**WHAT THE TASK ASKS**
All the data should come back exactly as it was given.

**EXERCISE INPUT**

....

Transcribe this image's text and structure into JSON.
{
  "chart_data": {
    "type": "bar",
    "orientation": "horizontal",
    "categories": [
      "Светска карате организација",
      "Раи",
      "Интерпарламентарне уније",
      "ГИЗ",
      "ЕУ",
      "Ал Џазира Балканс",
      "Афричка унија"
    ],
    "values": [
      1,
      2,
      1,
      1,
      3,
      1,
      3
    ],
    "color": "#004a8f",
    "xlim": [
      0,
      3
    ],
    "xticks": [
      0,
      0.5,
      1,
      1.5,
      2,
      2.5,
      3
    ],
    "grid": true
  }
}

....

**ANSWER BELOW**
Transcribe this image's text and structure into JSON.
{
  "chart_data": {
    "type": "bar",
    "orientation": "horizontal",
    "categories": [
      "Светска карате организација",
      "Раи",
      "Интерпарламентарне уније",
      "ГИЗ",
      "ЕУ",
      "Ал Џазира Балканс",
      "Афричка унија"
    ],
    "values": [
      1,
      2,
      1,
      1,
      3,
      1,
      3
    ],
    "color": "#004a8f",
    "xlim": [
      0,
      3
    ],
    "xticks": [
      0,
      0.5,
      1,
      1.5,
      2,
      2.5,
      3
    ],
    "grid": true
  }
}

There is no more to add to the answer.